### What is being asked
Retype each line of the material exactly, please, skipping any picture in it.

— Start of Data supplied —

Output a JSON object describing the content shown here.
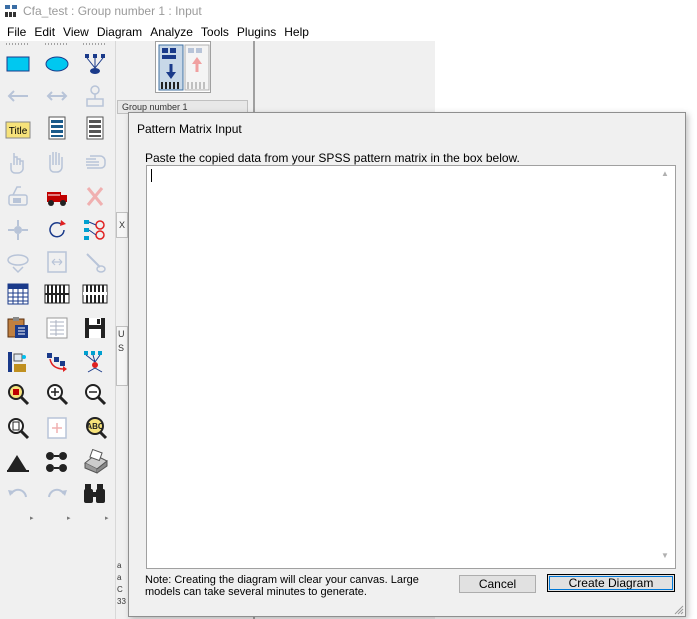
{
  "window": {
    "title": "Cfa_test : Group number 1 : Input"
  },
  "menu": [
    {
      "label": "File"
    },
    {
      "label": "Edit"
    },
    {
      "label": "View"
    },
    {
      "label": "Diagram"
    },
    {
      "label": "Analyze"
    },
    {
      "label": "Tools"
    },
    {
      "label": "Plugins"
    },
    {
      "label": "Help"
    }
  ],
  "toolbox": {
    "tools": [
      {
        "icon": "rectangle-icon"
      },
      {
        "icon": "ellipse-icon"
      },
      {
        "icon": "indicator-icon"
      },
      {
        "icon": "single-arrow-icon"
      },
      {
        "icon": "double-arrow-icon"
      },
      {
        "icon": "unique-variable-icon"
      },
      {
        "icon": "title-icon",
        "text": "Title"
      },
      {
        "icon": "list-variables-model-icon"
      },
      {
        "icon": "list-variables-data-icon"
      },
      {
        "icon": "select-one-icon"
      },
      {
        "icon": "select-all-icon"
      },
      {
        "icon": "deselect-all-icon"
      },
      {
        "icon": "duplicate-icon"
      },
      {
        "icon": "move-icon"
      },
      {
        "icon": "erase-icon"
      },
      {
        "icon": "move-parameter-icon"
      },
      {
        "icon": "rotate-indicator-icon"
      },
      {
        "icon": "reflect-indicator-icon"
      },
      {
        "icon": "shape-change-icon"
      },
      {
        "icon": "fit-to-page-icon"
      },
      {
        "icon": "touch-up-icon"
      },
      {
        "icon": "select-data-file-icon"
      },
      {
        "icon": "analysis-properties-icon"
      },
      {
        "icon": "calculate-estimates-icon"
      },
      {
        "icon": "copy-to-clipboard-icon"
      },
      {
        "icon": "text-output-icon"
      },
      {
        "icon": "save-icon"
      },
      {
        "icon": "object-properties-icon"
      },
      {
        "icon": "drag-properties-icon"
      },
      {
        "icon": "preserve-symmetries-icon"
      },
      {
        "icon": "zoom-area-icon"
      },
      {
        "icon": "zoom-in-icon"
      },
      {
        "icon": "zoom-out-icon"
      },
      {
        "icon": "view-page-icon"
      },
      {
        "icon": "resize-diagram-icon"
      },
      {
        "icon": "magnify-icon"
      },
      {
        "icon": "degrees-of-freedom-icon"
      },
      {
        "icon": "multiple-group-icon"
      },
      {
        "icon": "print-icon"
      },
      {
        "icon": "undo-icon"
      },
      {
        "icon": "redo-icon"
      },
      {
        "icon": "specification-search-icon"
      }
    ]
  },
  "panel": {
    "group_tab": "Group number 1",
    "x_tab": "X",
    "u_tab": "U",
    "u_sub": "S",
    "bottom_letters": [
      "a",
      "a",
      "C",
      "33"
    ]
  },
  "dialog": {
    "title": "Pattern Matrix Input",
    "instruction": "Paste the copied data from your SPSS pattern matrix in the box below.",
    "textarea_value": "",
    "note": "Note: Creating the diagram will clear your canvas. Large models can take several minutes to generate.",
    "cancel_label": "Cancel",
    "create_label": "Create Diagram"
  },
  "colors": {
    "tool_cyan": "#00c8f0",
    "tool_blue": "#1a3a8a",
    "disabled_gray": "#b8c4d8",
    "accent": "#0078d7"
  }
}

— End of Data supplied —

### Written solution
Output a JSON object describing the content shown here.
{
  "window": {
    "title": "Cfa_test : Group number 1 : Input"
  },
  "menu": [
    {
      "label": "File"
    },
    {
      "label": "Edit"
    },
    {
      "label": "View"
    },
    {
      "label": "Diagram"
    },
    {
      "label": "Analyze"
    },
    {
      "label": "Tools"
    },
    {
      "label": "Plugins"
    },
    {
      "label": "Help"
    }
  ],
  "toolbox": {
    "tools": [
      {
        "icon": "rectangle-icon"
      },
      {
        "icon": "ellipse-icon"
      },
      {
        "icon": "indicator-icon"
      },
      {
        "icon": "single-arrow-icon"
      },
      {
        "icon": "double-arrow-icon"
      },
      {
        "icon": "unique-variable-icon"
      },
      {
        "icon": "title-icon",
        "text": "Title"
      },
      {
        "icon": "list-variables-model-icon"
      },
      {
        "icon": "list-variables-data-icon"
      },
      {
        "icon": "select-one-icon"
      },
      {
        "icon": "select-all-icon"
      },
      {
        "icon": "deselect-all-icon"
      },
      {
        "icon": "duplicate-icon"
      },
      {
        "icon": "move-icon"
      },
      {
        "icon": "erase-icon"
      },
      {
        "icon": "move-parameter-icon"
      },
      {
        "icon": "rotate-indicator-icon"
      },
      {
        "icon": "reflect-indicator-icon"
      },
      {
        "icon": "shape-change-icon"
      },
      {
        "icon": "fit-to-page-icon"
      },
      {
        "icon": "touch-up-icon"
      },
      {
        "icon": "select-data-file-icon"
      },
      {
        "icon": "analysis-properties-icon"
      },
      {
        "icon": "calculate-estimates-icon"
      },
      {
        "icon": "copy-to-clipboard-icon"
      },
      {
        "icon": "text-output-icon"
      },
      {
        "icon": "save-icon"
      },
      {
        "icon": "object-properties-icon"
      },
      {
        "icon": "drag-properties-icon"
      },
      {
        "icon": "preserve-symmetries-icon"
      },
      {
        "icon": "zoom-area-icon"
      },
      {
        "icon": "zoom-in-icon"
      },
      {
        "icon": "zoom-out-icon"
      },
      {
        "icon": "view-page-icon"
      },
      {
        "icon": "resize-diagram-icon"
      },
      {
        "icon": "magnify-icon"
      },
      {
        "icon": "degrees-of-freedom-icon"
      },
      {
        "icon": "multiple-group-icon"
      },
      {
        "icon": "print-icon"
      },
      {
        "icon": "undo-icon"
      },
      {
        "icon": "redo-icon"
      },
      {
        "icon": "specification-search-icon"
      }
    ]
  },
  "panel": {
    "group_tab": "Group number 1",
    "x_tab": "X",
    "u_tab": "U",
    "u_sub": "S",
    "bottom_letters": [
      "a",
      "a",
      "C",
      "33"
    ]
  },
  "dialog": {
    "title": "Pattern Matrix Input",
    "instruction": "Paste the copied data from your SPSS pattern matrix in the box below.",
    "textarea_value": "",
    "note": "Note: Creating the diagram will clear your canvas. Large models can take several minutes to generate.",
    "cancel_label": "Cancel",
    "create_label": "Create Diagram"
  },
  "colors": {
    "tool_cyan": "#00c8f0",
    "tool_blue": "#1a3a8a",
    "disabled_gray": "#b8c4d8",
    "accent": "#0078d7"
  }
}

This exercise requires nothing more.